Start

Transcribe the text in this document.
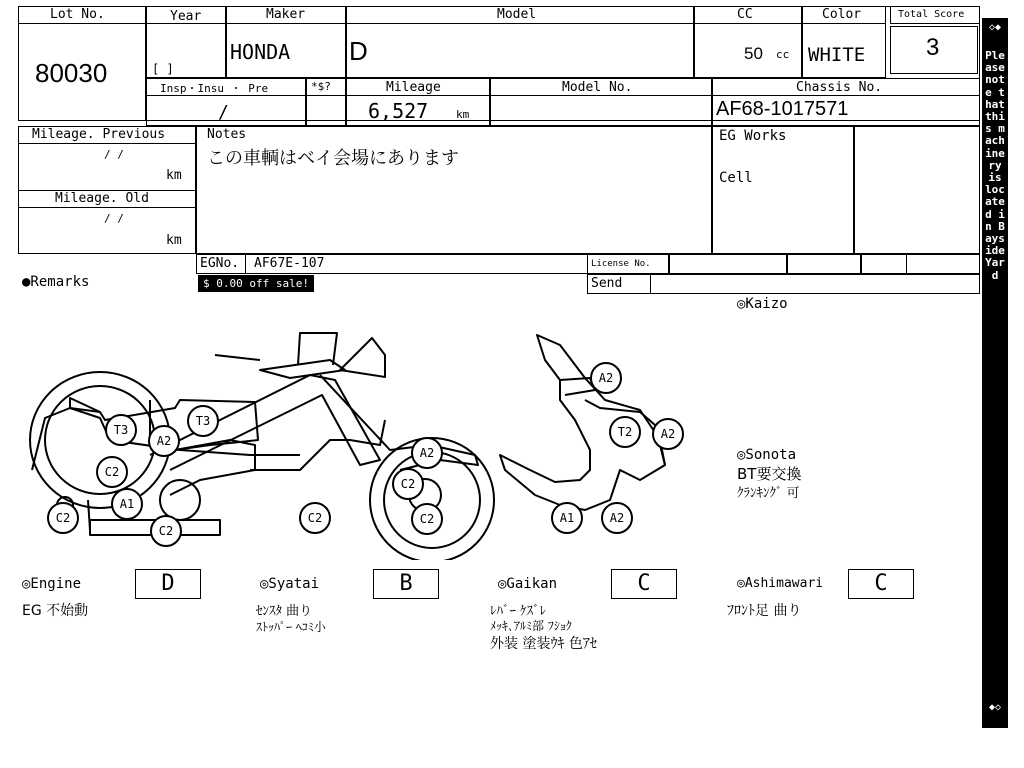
Lot No.
80030
Year
[ ]
Maker
HONDA
Model
D
CC
50 cc
Color
WHITE
Total Score
3
Insp・Insu ・ Pre
/
*$?	Mileage
6,527	km
Model No.	Chassis No.
AF68-1017571
Mileage. Previous
/ /
km
Mileage. Old
/ /
km
Notes
この車輌はベイ会場にあります
EG Works
Cell
EGNo. AF67E-107	License No.
Send
●Remarks	$ 0.00 off sale!
◎Kaizo
T3
T3
A2
C2
A1
C2
C2
C2
A2
C2
C2
A2
T2	A2
A1	A2
◎Sonota
BT要交換
ｸﾗﾝｷﾝｸﾞ 可
◎Engine	D
EG 不始動
◎Syatai	B
ｾﾝｽﾀ 曲り
ｽﾄｯﾊﾟｰ ﾍｺﾐ小
◎Gaikan	C
ﾚﾊﾞｰ ｹｽﾞﾚ
ﾒｯｷ､ｱﾙﾐ部 ﾌｼｮｸ
外装 塗装ｳｷ 色ｱｾ
◎Ashimawari	C
ﾌﾛﾝﾄ足 曲り
◇◆
Please note that this machinery is located in Bayside Yard
◆◇
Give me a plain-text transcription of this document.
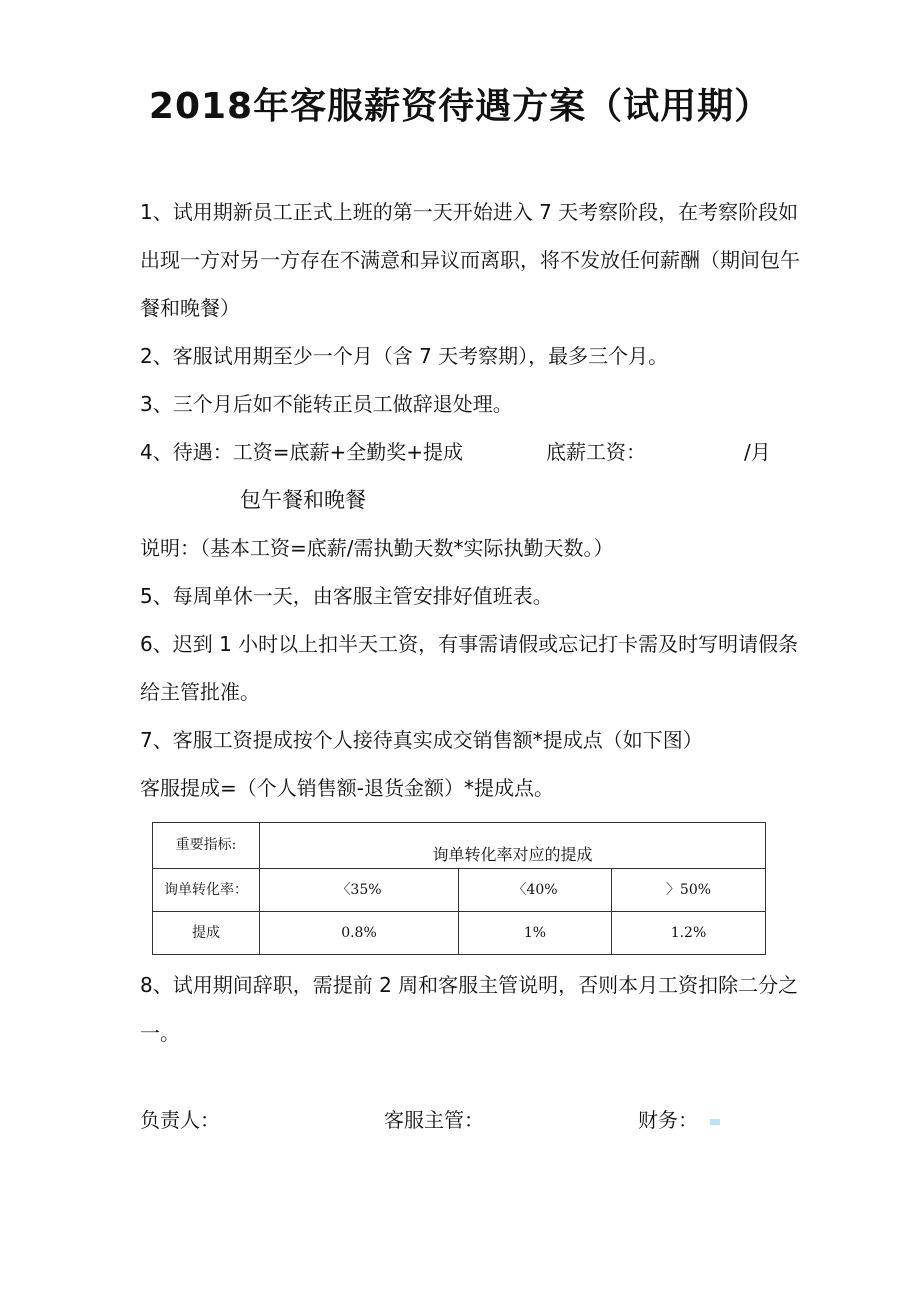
2018年客服薪资待遇方案（试用期）

1、试用期新员工正式上班的第一天开始进入 7 天考察阶段，在考察阶段如出现一方对另一方存在不满意和异议而离职，将不发放任何薪酬（期间包午餐和晚餐）

2、客服试用期至少一个月（含 7 天考察期），最多三个月。

3、三个月后如不能转正员工做辞退处理。

4、待遇：工资=底薪+全勤奖+提成	底薪工资：	/月

包午餐和晚餐

说明：（基本工资=底薪/需执勤天数*实际执勤天数。）

5、每周单休一天，由客服主管安排好值班表。

6、迟到 1 小时以上扣半天工资，有事需请假或忘记打卡需及时写明请假条给主管批准。

7、客服工资提成按个人接待真实成交销售额*提成点（如下图）

客服提成=（个人销售额-退货金额）*提成点。

重要指标:	询单转化率对应的提成		
询单转化率：	〈35%	〈40%	〉50%
提成	0.8%	1%	1.2%

8、试用期间辞职，需提前 2 周和客服主管说明，否则本月工资扣除二分之一。

负责人：	客服主管：	财务：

End

▸ Written problem
All of the lines above should be retyped precisely, apart from the pictures.

▸ Task output
Transcribe the text in this document.
Lot No.
80030
Year
[ ]
Maker
HONDA
Model
D
CC
50 cc
Color
WHITE
Total Score
3
Insp・Insu ・ Pre
/
*$?	Mileage
6,527	km
Model No.	Chassis No.
AF68-1017571
Mileage. Previous
/ /
km
Mileage. Old
/ /
km
Notes
この車輌はベイ会場にあります
EG Works
Cell
EGNo. AF67E-107	License No.
Send
●Remarks	$ 0.00 off sale!
◎Kaizo
T3
T3
A2
C2
A1
C2
C2
C2
A2
C2
C2
A2
T2	A2
A1	A2
◎Sonota
BT要交換
ｸﾗﾝｷﾝｸﾞ 可
◎Engine	D
EG 不始動
◎Syatai	B
ｾﾝｽﾀ 曲り
ｽﾄｯﾊﾟｰ ﾍｺﾐ小
◎Gaikan	C
ﾚﾊﾞｰ ｹｽﾞﾚ
ﾒｯｷ､ｱﾙﾐ部 ﾌｼｮｸ
外装 塗装ｳｷ 色ｱｾ
◎Ashimawari	C
ﾌﾛﾝﾄ足 曲り
◇◆
Please note that this machinery is located in Bayside Yard
◆◇
Give me a plain-text transcription of this document.
2018年客服薪资待遇方案（试用期）

1、试用期新员工正式上班的第一天开始进入 7 天考察阶段，在考察阶段如出现一方对另一方存在不满意和异议而离职，将不发放任何薪酬（期间包午餐和晚餐）

2、客服试用期至少一个月（含 7 天考察期），最多三个月。

3、三个月后如不能转正员工做辞退处理。

4、待遇：工资=底薪+全勤奖+提成	底薪工资：	/月

包午餐和晚餐

说明：（基本工资=底薪/需执勤天数*实际执勤天数。）

5、每周单休一天，由客服主管安排好值班表。

6、迟到 1 小时以上扣半天工资，有事需请假或忘记打卡需及时写明请假条给主管批准。

7、客服工资提成按个人接待真实成交销售额*提成点（如下图）

客服提成=（个人销售额-退货金额）*提成点。

重要指标:	询单转化率对应的提成		
询单转化率：	〈35%	〈40%	〉50%
提成	0.8%	1%	1.2%

8、试用期间辞职，需提前 2 周和客服主管说明，否则本月工资扣除二分之一。

负责人：	客服主管：	财务：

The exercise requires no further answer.